*REQUIRED WORK:*
Look through the records below, and copy out every line that holds the string "JSON".

Records that describe figures:
——
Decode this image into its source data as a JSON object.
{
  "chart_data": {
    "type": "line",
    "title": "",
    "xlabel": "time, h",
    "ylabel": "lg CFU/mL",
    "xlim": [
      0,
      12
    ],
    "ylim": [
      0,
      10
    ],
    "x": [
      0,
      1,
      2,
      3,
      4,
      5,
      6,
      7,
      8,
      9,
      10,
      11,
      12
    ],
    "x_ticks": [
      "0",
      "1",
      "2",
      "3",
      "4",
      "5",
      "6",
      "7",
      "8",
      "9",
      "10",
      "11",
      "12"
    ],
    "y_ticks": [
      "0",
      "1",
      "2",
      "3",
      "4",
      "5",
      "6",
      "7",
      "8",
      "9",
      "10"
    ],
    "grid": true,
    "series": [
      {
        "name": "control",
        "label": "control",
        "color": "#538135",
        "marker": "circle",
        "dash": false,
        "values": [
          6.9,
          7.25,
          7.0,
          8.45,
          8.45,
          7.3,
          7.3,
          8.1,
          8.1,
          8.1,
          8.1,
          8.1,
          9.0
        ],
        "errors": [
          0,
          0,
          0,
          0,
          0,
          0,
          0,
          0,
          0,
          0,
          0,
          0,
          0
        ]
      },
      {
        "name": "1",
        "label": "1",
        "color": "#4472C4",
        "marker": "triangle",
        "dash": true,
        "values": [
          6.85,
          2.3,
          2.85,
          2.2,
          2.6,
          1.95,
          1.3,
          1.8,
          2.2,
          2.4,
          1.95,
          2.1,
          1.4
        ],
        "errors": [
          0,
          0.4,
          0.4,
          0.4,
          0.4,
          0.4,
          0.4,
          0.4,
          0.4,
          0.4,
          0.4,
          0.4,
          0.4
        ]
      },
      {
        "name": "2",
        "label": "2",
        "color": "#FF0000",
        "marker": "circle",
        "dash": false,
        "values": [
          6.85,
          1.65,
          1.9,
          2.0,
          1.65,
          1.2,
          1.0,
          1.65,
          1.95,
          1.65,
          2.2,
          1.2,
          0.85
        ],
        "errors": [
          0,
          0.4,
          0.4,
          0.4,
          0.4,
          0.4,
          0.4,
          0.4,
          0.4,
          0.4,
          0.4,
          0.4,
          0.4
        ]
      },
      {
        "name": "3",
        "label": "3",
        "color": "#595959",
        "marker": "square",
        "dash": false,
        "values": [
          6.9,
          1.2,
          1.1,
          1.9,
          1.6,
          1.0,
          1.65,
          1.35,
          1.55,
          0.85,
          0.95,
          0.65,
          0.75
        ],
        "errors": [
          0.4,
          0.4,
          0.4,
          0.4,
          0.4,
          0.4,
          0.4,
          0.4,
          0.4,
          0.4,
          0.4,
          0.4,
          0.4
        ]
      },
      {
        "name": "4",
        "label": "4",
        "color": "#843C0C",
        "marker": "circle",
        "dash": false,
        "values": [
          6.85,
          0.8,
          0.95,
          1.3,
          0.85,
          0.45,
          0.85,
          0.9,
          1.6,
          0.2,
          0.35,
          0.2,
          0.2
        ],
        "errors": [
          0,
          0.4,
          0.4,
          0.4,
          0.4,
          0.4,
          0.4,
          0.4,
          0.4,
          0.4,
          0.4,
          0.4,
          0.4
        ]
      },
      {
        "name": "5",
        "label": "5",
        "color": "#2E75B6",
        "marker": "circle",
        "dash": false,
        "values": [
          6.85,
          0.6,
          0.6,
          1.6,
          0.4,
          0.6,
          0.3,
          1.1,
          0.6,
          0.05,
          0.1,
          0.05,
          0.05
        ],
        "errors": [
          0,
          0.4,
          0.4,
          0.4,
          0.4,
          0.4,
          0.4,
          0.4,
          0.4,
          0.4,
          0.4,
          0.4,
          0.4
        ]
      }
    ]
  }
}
——
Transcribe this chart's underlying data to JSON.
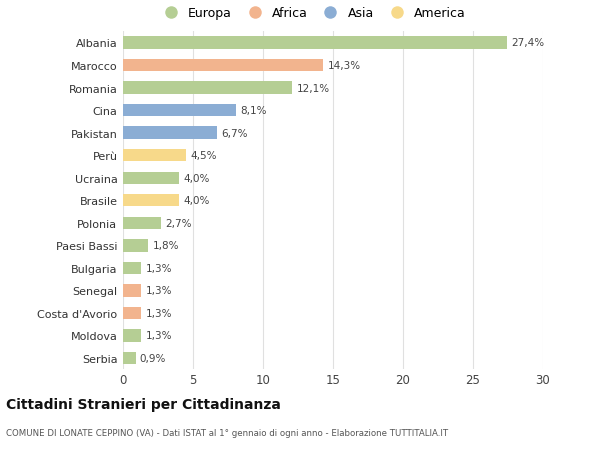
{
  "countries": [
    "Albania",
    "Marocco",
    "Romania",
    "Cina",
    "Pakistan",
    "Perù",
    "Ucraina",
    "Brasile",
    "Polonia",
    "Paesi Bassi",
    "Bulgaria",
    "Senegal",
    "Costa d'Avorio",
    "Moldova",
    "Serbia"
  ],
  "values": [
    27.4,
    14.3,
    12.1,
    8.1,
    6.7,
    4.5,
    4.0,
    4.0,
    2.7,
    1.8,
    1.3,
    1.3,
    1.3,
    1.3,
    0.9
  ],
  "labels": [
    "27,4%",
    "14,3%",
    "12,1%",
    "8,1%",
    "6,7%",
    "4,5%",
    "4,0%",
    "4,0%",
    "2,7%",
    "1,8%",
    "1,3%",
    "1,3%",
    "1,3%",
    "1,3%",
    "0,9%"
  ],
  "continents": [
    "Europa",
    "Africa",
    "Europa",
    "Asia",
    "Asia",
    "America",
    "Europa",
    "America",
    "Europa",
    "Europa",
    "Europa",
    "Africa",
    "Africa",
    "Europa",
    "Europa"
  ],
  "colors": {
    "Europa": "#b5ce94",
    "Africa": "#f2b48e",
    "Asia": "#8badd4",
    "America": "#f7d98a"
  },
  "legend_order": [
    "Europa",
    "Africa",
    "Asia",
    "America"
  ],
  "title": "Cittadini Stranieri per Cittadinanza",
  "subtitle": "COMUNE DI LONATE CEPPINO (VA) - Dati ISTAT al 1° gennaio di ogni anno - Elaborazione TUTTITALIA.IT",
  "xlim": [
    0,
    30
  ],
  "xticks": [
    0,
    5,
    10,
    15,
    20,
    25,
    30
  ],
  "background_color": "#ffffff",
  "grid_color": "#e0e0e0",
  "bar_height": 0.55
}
——
*RESULT OF THE TASK:*
Decode this image into its source data as a JSON object.
Transcribe this chart's underlying data to JSON.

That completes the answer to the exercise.